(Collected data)
- - -

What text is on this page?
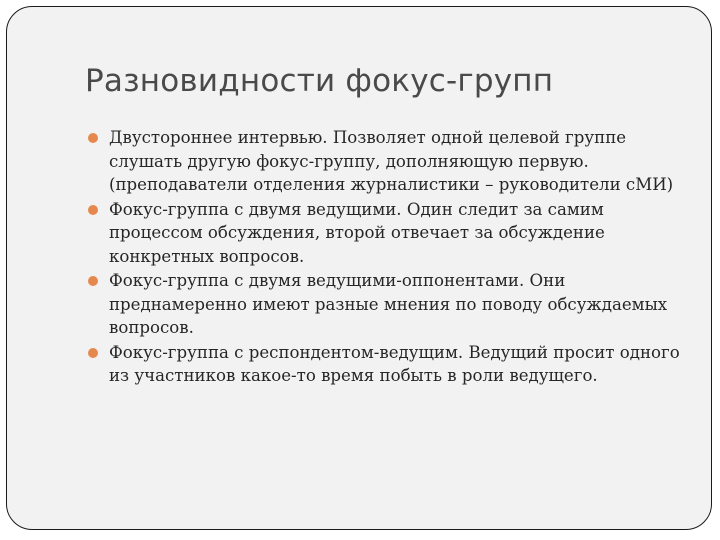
Разновидности фокус-групп
Двустороннее интервью. Позволяет одной целевой группе слушать другую фокус-группу, дополняющую первую. (преподаватели отделения журналистики – руководители сМИ)
Фокус-группа с двумя ведущими. Один следит за самим процессом обсуждения, второй отвечает за обсуждение конкретных вопросов.
Фокус-группа с двумя ведущими-оппонентами. Они преднамеренно имеют разные мнения по поводу обсуждаемых вопросов.
Фокус-группа с респондентом-ведущим. Ведущий просит одного из участников какое-то время побыть в роли ведущего.
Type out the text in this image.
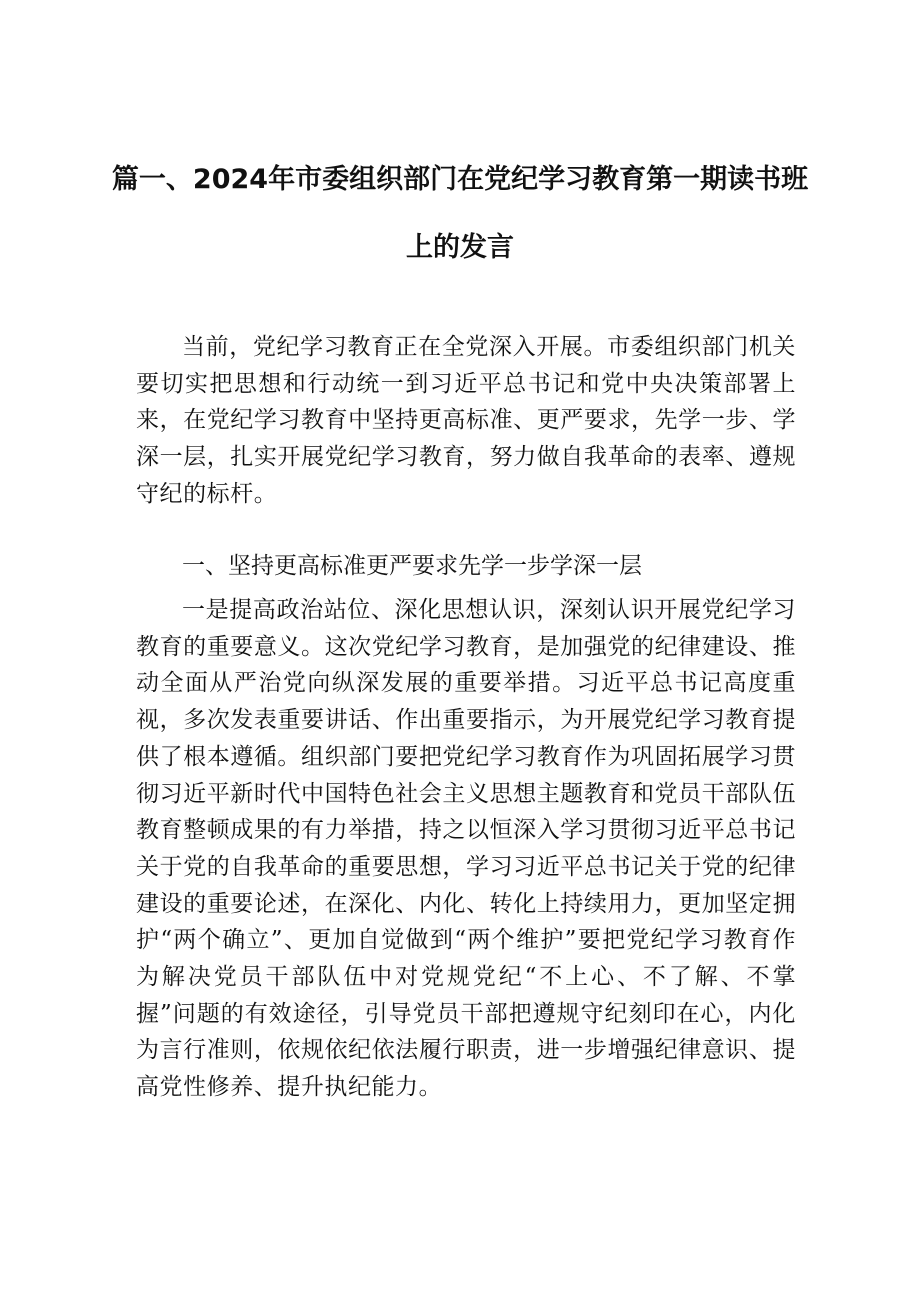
篇一、2024年市委组织部门在党纪学习教育第一期读书班
上的发言

当前，党纪学习教育正在全党深入开展。市委组织部门机关要切实把思想和行动统一到习近平总书记和党中央决策部署上来，在党纪学习教育中坚持更高标准、更严要求，先学一步、学深一层，扎实开展党纪学习教育，努力做自我革命的表率、遵规守纪的标杆。

一、坚持更高标准更严要求先学一步学深一层

一是提高政治站位、深化思想认识，深刻认识开展党纪学习教育的重要意义。这次党纪学习教育，是加强党的纪律建设、推动全面从严治党向纵深发展的重要举措。习近平总书记高度重视，多次发表重要讲话、作出重要指示，为开展党纪学习教育提供了根本遵循。组织部门要把党纪学习教育作为巩固拓展学习贯彻习近平新时代中国特色社会主义思想主题教育和党员干部队伍教育整顿成果的有力举措，持之以恒深入学习贯彻习近平总书记关于党的自我革命的重要思想，学习习近平总书记关于党的纪律建设的重要论述，在深化、内化、转化上持续用力，更加坚定拥护“两个确立”、更加自觉做到“两个维护”要把党纪学习教育作为解决党员干部队伍中对党规党纪“不上心、不了解、不掌握”问题的有效途径，引导党员干部把遵规守纪刻印在心，内化为言行准则，依规依纪依法履行职责，进一步增强纪律意识、提高党性修养、提升执纪能力。
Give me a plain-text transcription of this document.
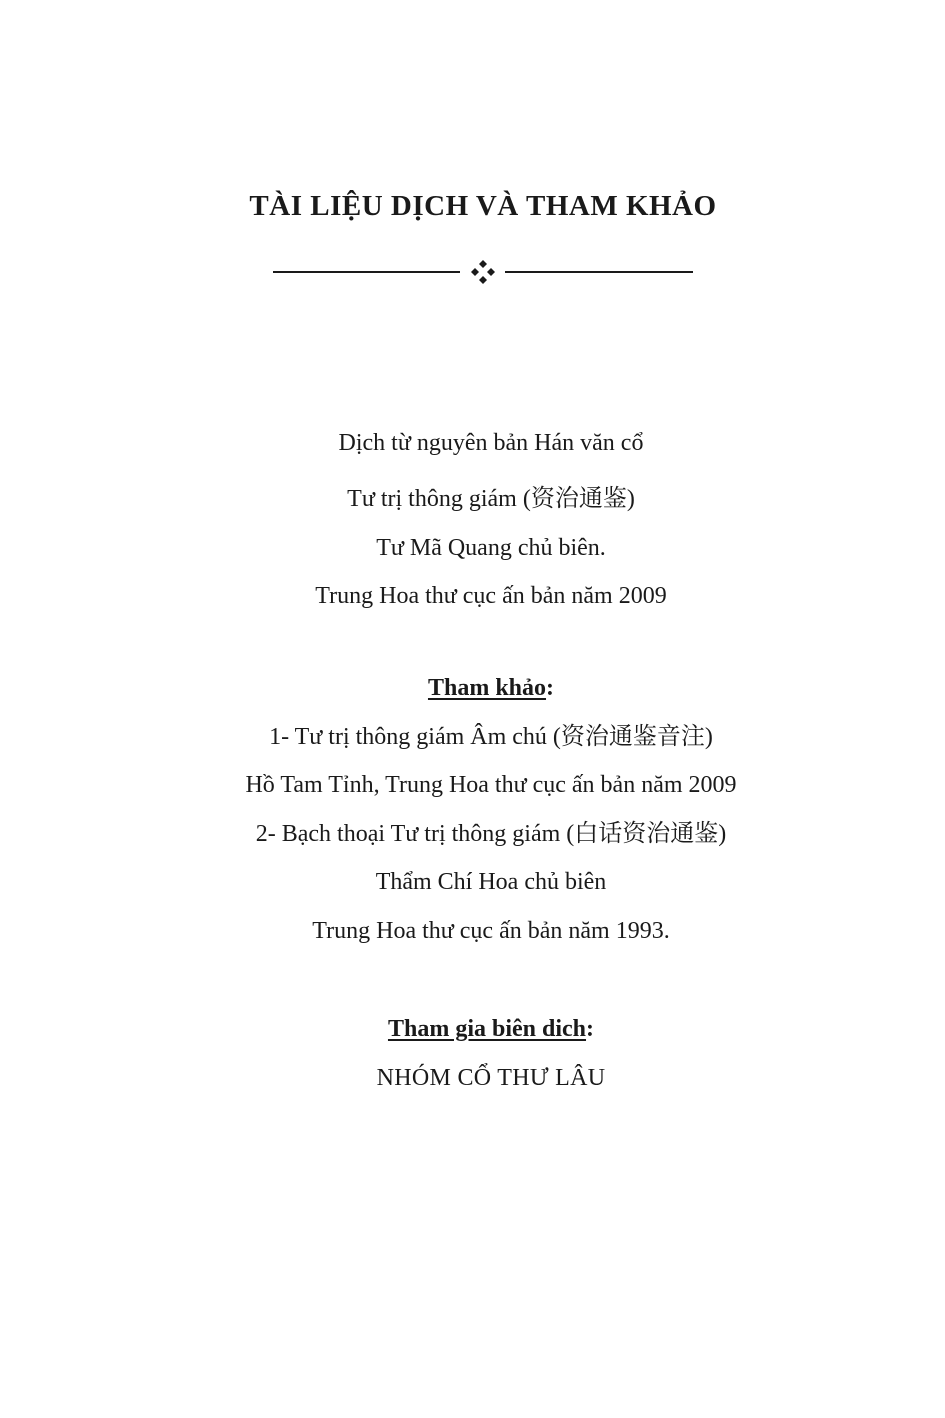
TÀI LIỆU DỊCH VÀ THAM KHẢO
Dịch từ nguyên bản Hán văn cổ
Tư trị thông giám (资治通鉴)
Tư Mã Quang chủ biên.
Trung Hoa thư cục ấn bản năm 2009
Tham khảo:
1- Tư trị thông giám Âm chú (资治通鉴音注)
Hồ Tam Tỉnh, Trung Hoa thư cục ấn bản năm 2009
2- Bạch thoại Tư trị thông giám (白话资治通鉴)
Thẩm Chí Hoa chủ biên
Trung Hoa thư cục ấn bản năm 1993.
Tham gia biên dich:
NHÓM CỔ THƯ LÂU
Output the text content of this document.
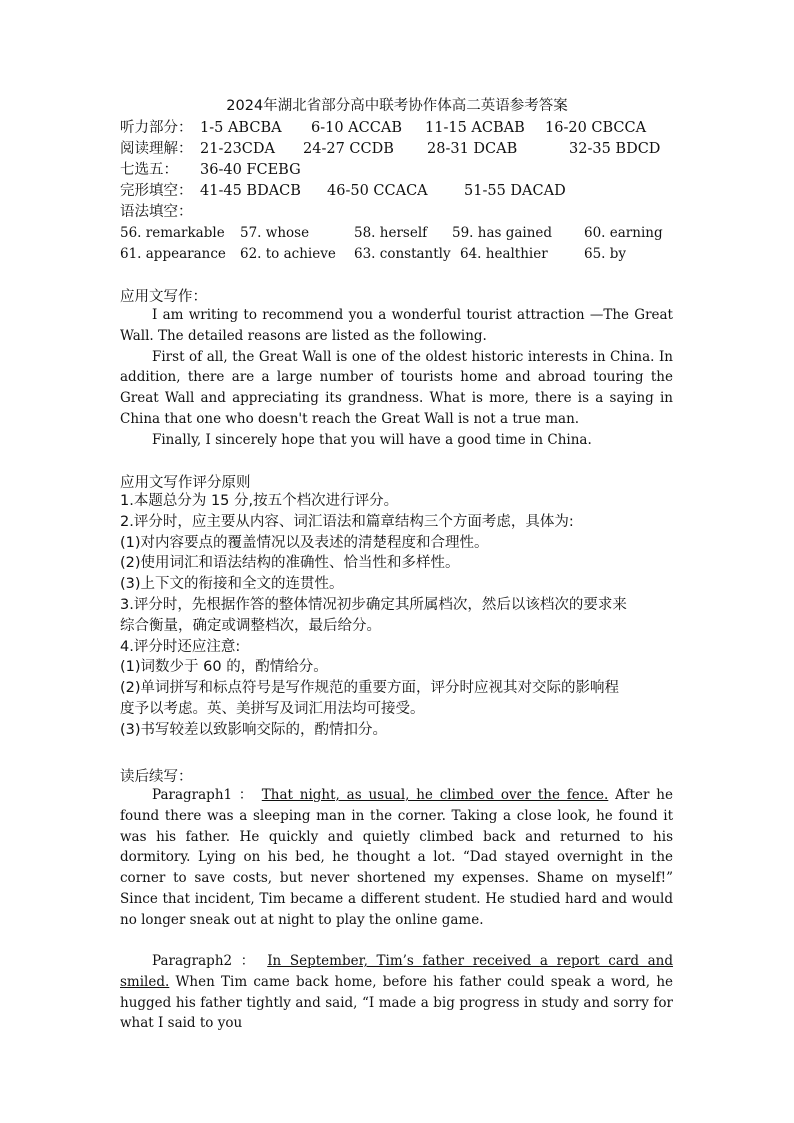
2024年湖北省部分高中联考协作体高二英语参考答案
听力部分： 1-5 ABCBA 6-10 ACCAB 11-15 ACBAB 16-20 CBCCA
阅读理解： 21-23CDA 24-27 CCDB 28-31 DCAB	32-35 BDCD
七选五： 36-40 FCEBG
完形填空： 41-45 BDACB 46-50 CCACA	51-55 DACAD
语法填空：
56. remarkable 57. whose	58. herself 59. has gained 60. earning
61. appearance 62. to achieve 63. constantly 64. healthier	65. by
应用文写作：

I am writing to recommend you a wonderful tourist attraction —The Great Wall. The detailed reasons are listed as the following.

First of all, the Great Wall is one of the oldest historic interests in China. In addition, there are a large number of tourists home and abroad touring the Great Wall and appreciating its grandness. What is more, there is a saying in China that one who doesn't reach the Great Wall is not a true man.

Finally, I sincerely hope that you will have a good time in China.

应用文写作评分原则
1.本题总分为 15 分,按五个档次进行评分。
2.评分时，应主要从内容、词汇语法和篇章结构三个方面考虑，具体为:
(1)对内容要点的覆盖情况以及表述的清楚程度和合理性。
(2)使用词汇和语法结构的准确性、恰当性和多样性。
(3)上下文的衔接和全文的连贯性。
3.评分时，先根据作答的整体情况初步确定其所属档次，然后以该档次的要求来
综合衡量，确定或调整档次，最后给分。
4.评分时还应注意:
(1)词数少于 60 的，酌情给分。
(2)单词拼写和标点符号是写作规范的重要方面，评分时应视其对交际的影响程
度予以考虑。英、美拼写及词汇用法均可接受。
(3)书写较差以致影响交际的，酌情扣分。
读后续写：

Paragraph1 ： That night, as usual, he climbed over the fence. After he found there was a sleeping man in the corner. Taking a close look, he found it was his father. He quickly and quietly climbed back and returned to his dormitory. Lying on his bed, he thought a lot. “Dad stayed overnight in the corner to save costs, but never shortened my expenses. Shame on myself!” Since that incident, Tim became a different student. He studied hard and would no longer sneak out at night to play the online game.

Paragraph2 ： In September, Tim’s father received a report card and smiled. When Tim came back home, before his father could speak a word, he hugged his father tightly and said, “I made a big progress in study and sorry for what I said to you
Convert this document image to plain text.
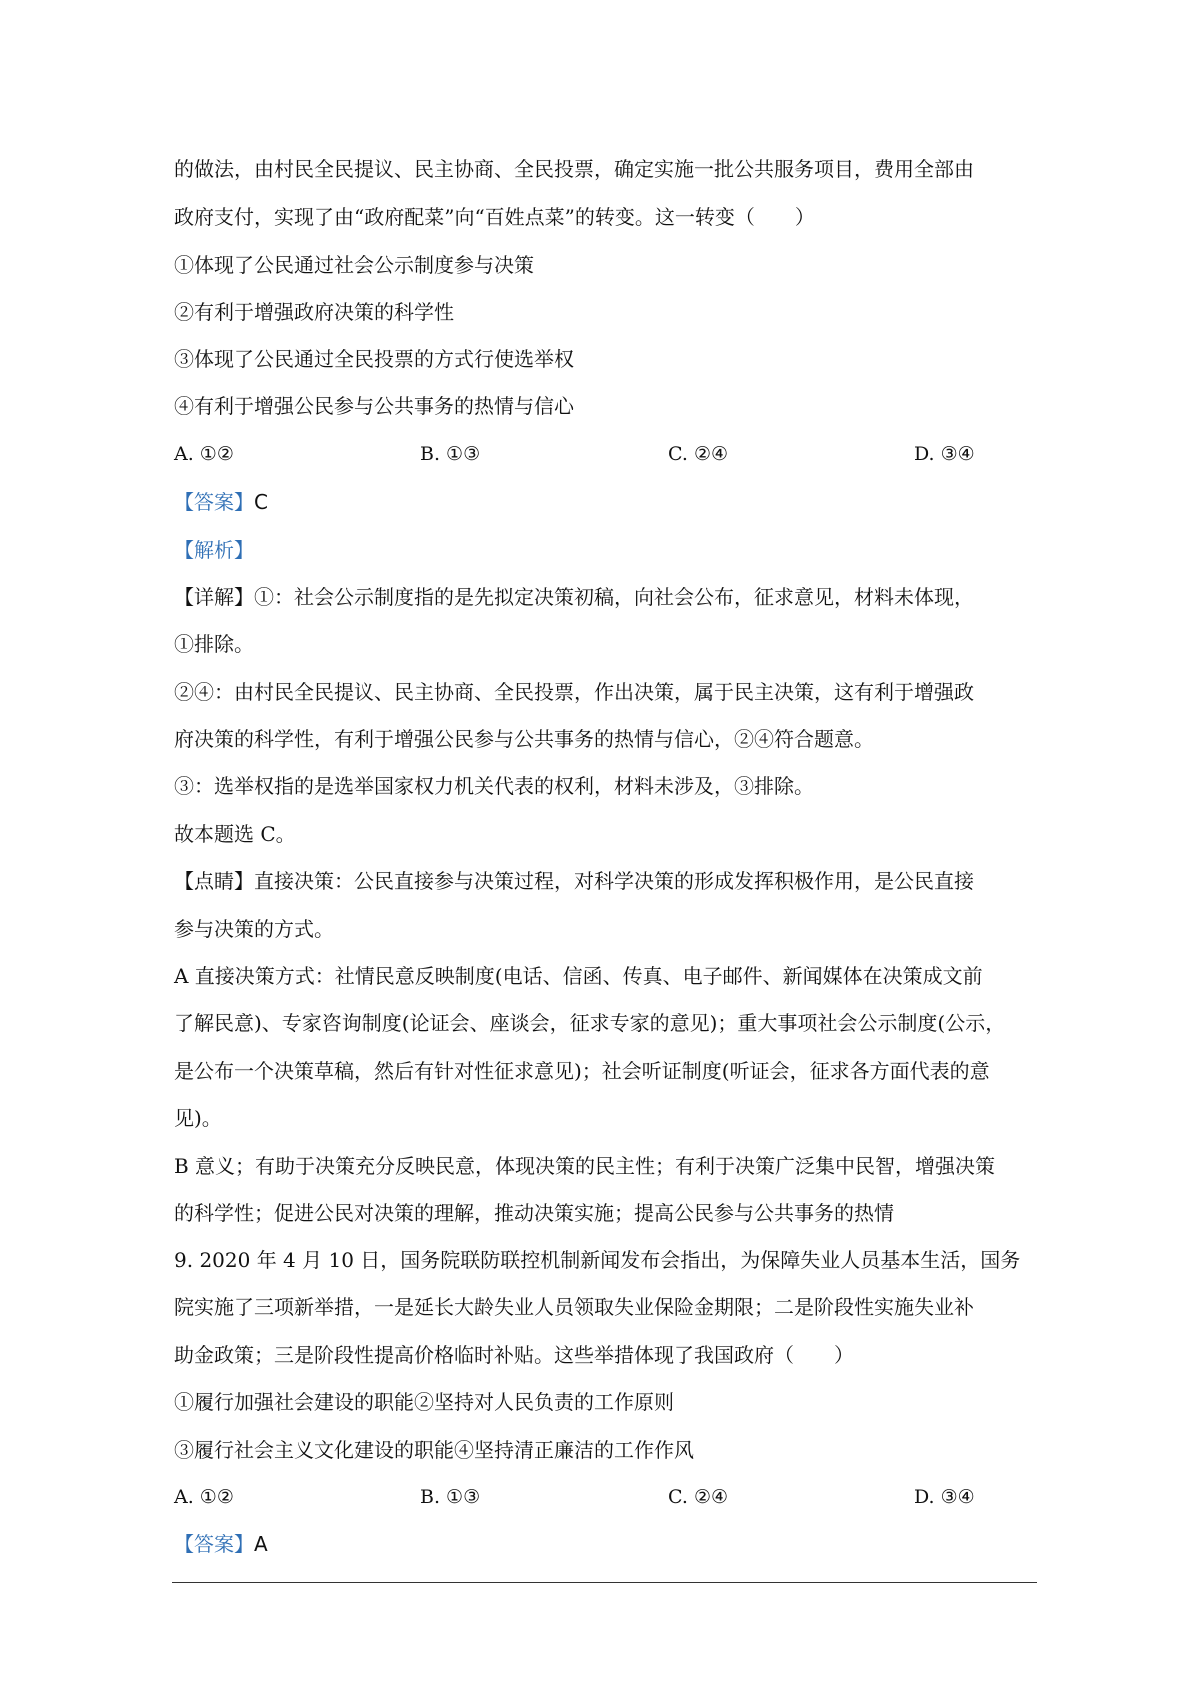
的做法，由村民全民提议、民主协商、全民投票，确定实施一批公共服务项目，费用全部由
政府支付，实现了由“政府配菜”向“百姓点菜”的转变。这一转变（　　）
①体现了公民通过社会公示制度参与决策
②有利于增强政府决策的科学性
③体现了公民通过全民投票的方式行使选举权
④有利于增强公民参与公共事务的热情与信心
A. ①②	B. ①③	C. ②④	D. ③④
【答案】C
【解析】
【详解】①：社会公示制度指的是先拟定决策初稿，向社会公布，征求意见，材料未体现，
①排除。
②④：由村民全民提议、民主协商、全民投票，作出决策，属于民主决策，这有利于增强政
府决策的科学性，有利于增强公民参与公共事务的热情与信心，②④符合题意。
③：选举权指的是选举国家权力机关代表的权利，材料未涉及，③排除。
故本题选 C。
【点睛】直接决策：公民直接参与决策过程，对科学决策的形成发挥积极作用，是公民直接
参与决策的方式。
A 直接决策方式：社情民意反映制度(电话、信函、传真、电子邮件、新闻媒体在决策成文前
了解民意)、专家咨询制度(论证会、座谈会，征求专家的意见)；重大事项社会公示制度(公示，
是公布一个决策草稿，然后有针对性征求意见)；社会听证制度(听证会，征求各方面代表的意
见)。
B 意义；有助于决策充分反映民意，体现决策的民主性；有利于决策广泛集中民智，增强决策
的科学性；促进公民对决策的理解，推动决策实施；提高公民参与公共事务的热情
9. 2020 年 4 月 10 日，国务院联防联控机制新闻发布会指出，为保障失业人员基本生活，国务
院实施了三项新举措，一是延长大龄失业人员领取失业保险金期限；二是阶段性实施失业补
助金政策；三是阶段性提高价格临时补贴。这些举措体现了我国政府（　　）
①履行加强社会建设的职能②坚持对人民负责的工作原则
③履行社会主义文化建设的职能④坚持清正廉洁的工作作风
A. ①②	B. ①③	C. ②④	D. ③④
【答案】A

- - -

SHORT TASK:
Gather from the records above every line containing the string "Trung".

EXERCISE RESULT:
Trung Hoa thư cục ấn bản năm 2009
Hồ Tam Tỉnh, Trung Hoa thư cục ấn bản năm 2009
Trung Hoa thư cục ấn bản năm 1993.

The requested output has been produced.